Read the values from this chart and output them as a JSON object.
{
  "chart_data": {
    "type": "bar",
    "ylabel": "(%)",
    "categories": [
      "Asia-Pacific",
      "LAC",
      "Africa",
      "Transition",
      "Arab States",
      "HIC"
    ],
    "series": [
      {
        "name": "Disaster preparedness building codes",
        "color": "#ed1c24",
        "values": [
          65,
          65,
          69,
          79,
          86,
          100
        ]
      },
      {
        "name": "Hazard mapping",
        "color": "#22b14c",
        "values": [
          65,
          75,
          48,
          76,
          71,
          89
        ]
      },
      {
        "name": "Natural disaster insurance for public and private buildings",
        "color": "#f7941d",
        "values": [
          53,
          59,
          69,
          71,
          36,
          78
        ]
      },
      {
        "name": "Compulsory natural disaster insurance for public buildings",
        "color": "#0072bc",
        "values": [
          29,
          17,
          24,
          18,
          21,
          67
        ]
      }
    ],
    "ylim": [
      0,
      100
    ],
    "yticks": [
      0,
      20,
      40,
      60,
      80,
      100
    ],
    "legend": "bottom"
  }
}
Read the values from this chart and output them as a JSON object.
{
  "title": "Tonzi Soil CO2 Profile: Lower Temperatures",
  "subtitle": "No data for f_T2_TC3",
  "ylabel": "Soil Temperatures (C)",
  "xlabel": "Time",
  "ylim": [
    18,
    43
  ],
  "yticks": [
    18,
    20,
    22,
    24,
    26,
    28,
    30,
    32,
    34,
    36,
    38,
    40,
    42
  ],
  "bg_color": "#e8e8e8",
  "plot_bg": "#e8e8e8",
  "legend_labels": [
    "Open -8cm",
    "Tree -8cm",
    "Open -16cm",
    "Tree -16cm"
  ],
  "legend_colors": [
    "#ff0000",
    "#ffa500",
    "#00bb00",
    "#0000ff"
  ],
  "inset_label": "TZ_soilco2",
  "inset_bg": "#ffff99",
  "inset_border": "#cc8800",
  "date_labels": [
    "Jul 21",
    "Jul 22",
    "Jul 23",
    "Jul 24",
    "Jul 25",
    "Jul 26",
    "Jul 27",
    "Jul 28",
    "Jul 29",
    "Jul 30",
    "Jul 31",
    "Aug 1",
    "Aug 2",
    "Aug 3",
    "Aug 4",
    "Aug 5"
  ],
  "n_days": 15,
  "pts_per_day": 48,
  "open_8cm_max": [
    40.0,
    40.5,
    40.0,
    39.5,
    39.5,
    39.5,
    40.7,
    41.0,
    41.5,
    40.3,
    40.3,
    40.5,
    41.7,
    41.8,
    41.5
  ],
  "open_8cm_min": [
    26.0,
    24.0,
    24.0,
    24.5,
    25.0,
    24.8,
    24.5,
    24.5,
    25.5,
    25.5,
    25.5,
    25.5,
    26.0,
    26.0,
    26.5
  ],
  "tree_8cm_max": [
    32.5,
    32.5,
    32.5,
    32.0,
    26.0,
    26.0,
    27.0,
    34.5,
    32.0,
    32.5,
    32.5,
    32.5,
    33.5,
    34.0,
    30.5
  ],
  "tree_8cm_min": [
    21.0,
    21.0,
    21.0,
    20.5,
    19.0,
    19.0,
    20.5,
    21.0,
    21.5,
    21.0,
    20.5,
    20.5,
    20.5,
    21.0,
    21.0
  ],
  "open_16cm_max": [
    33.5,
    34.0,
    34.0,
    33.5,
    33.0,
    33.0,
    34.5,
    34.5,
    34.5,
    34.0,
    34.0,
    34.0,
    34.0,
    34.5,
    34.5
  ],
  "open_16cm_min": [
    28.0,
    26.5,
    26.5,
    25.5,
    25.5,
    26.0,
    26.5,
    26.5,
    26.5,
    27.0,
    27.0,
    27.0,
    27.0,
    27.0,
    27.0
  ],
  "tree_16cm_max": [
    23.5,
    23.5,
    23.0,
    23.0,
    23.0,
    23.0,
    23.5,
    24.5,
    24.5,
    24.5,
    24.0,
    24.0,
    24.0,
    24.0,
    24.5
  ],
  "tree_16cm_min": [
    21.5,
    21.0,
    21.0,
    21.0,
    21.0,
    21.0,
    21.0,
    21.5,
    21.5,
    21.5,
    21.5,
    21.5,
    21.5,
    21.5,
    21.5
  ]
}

Given task — Go through the listing and copy all of it exactly.

Exercise output —
Read the values from this chart and output them as a JSON object.
{
  "chart_data": {
    "type": "bar",
    "ylabel": "(%)",
    "categories": [
      "Asia-Pacific",
      "LAC",
      "Africa",
      "Transition",
      "Arab States",
      "HIC"
    ],
    "series": [
      {
        "name": "Disaster preparedness building codes",
        "color": "#ed1c24",
        "values": [
          65,
          65,
          69,
          79,
          86,
          100
        ]
      },
      {
        "name": "Hazard mapping",
        "color": "#22b14c",
        "values": [
          65,
          75,
          48,
          76,
          71,
          89
        ]
      },
      {
        "name": "Natural disaster insurance for public and private buildings",
        "color": "#f7941d",
        "values": [
          53,
          59,
          69,
          71,
          36,
          78
        ]
      },
      {
        "name": "Compulsory natural disaster insurance for public buildings",
        "color": "#0072bc",
        "values": [
          29,
          17,
          24,
          18,
          21,
          67
        ]
      }
    ],
    "ylim": [
      0,
      100
    ],
    "yticks": [
      0,
      20,
      40,
      60,
      80,
      100
    ],
    "legend": "bottom"
  }
}
Read the values from this chart and output them as a JSON object.
{
  "title": "Tonzi Soil CO2 Profile: Lower Temperatures",
  "subtitle": "No data for f_T2_TC3",
  "ylabel": "Soil Temperatures (C)",
  "xlabel": "Time",
  "ylim": [
    18,
    43
  ],
  "yticks": [
    18,
    20,
    22,
    24,
    26,
    28,
    30,
    32,
    34,
    36,
    38,
    40,
    42
  ],
  "bg_color": "#e8e8e8",
  "plot_bg": "#e8e8e8",
  "legend_labels": [
    "Open -8cm",
    "Tree -8cm",
    "Open -16cm",
    "Tree -16cm"
  ],
  "legend_colors": [
    "#ff0000",
    "#ffa500",
    "#00bb00",
    "#0000ff"
  ],
  "inset_label": "TZ_soilco2",
  "inset_bg": "#ffff99",
  "inset_border": "#cc8800",
  "date_labels": [
    "Jul 21",
    "Jul 22",
    "Jul 23",
    "Jul 24",
    "Jul 25",
    "Jul 26",
    "Jul 27",
    "Jul 28",
    "Jul 29",
    "Jul 30",
    "Jul 31",
    "Aug 1",
    "Aug 2",
    "Aug 3",
    "Aug 4",
    "Aug 5"
  ],
  "n_days": 15,
  "pts_per_day": 48,
  "open_8cm_max": [
    40.0,
    40.5,
    40.0,
    39.5,
    39.5,
    39.5,
    40.7,
    41.0,
    41.5,
    40.3,
    40.3,
    40.5,
    41.7,
    41.8,
    41.5
  ],
  "open_8cm_min": [
    26.0,
    24.0,
    24.0,
    24.5,
    25.0,
    24.8,
    24.5,
    24.5,
    25.5,
    25.5,
    25.5,
    25.5,
    26.0,
    26.0,
    26.5
  ],
  "tree_8cm_max": [
    32.5,
    32.5,
    32.5,
    32.0,
    26.0,
    26.0,
    27.0,
    34.5,
    32.0,
    32.5,
    32.5,
    32.5,
    33.5,
    34.0,
    30.5
  ],
  "tree_8cm_min": [
    21.0,
    21.0,
    21.0,
    20.5,
    19.0,
    19.0,
    20.5,
    21.0,
    21.5,
    21.0,
    20.5,
    20.5,
    20.5,
    21.0,
    21.0
  ],
  "open_16cm_max": [
    33.5,
    34.0,
    34.0,
    33.5,
    33.0,
    33.0,
    34.5,
    34.5,
    34.5,
    34.0,
    34.0,
    34.0,
    34.0,
    34.5,
    34.5
  ],
  "open_16cm_min": [
    28.0,
    26.5,
    26.5,
    25.5,
    25.5,
    26.0,
    26.5,
    26.5,
    26.5,
    27.0,
    27.0,
    27.0,
    27.0,
    27.0,
    27.0
  ],
  "tree_16cm_max": [
    23.5,
    23.5,
    23.0,
    23.0,
    23.0,
    23.0,
    23.5,
    24.5,
    24.5,
    24.5,
    24.0,
    24.0,
    24.0,
    24.0,
    24.5
  ],
  "tree_16cm_min": [
    21.5,
    21.0,
    21.0,
    21.0,
    21.0,
    21.0,
    21.0,
    21.5,
    21.5,
    21.5,
    21.5,
    21.5,
    21.5,
    21.5,
    21.5
  ]
}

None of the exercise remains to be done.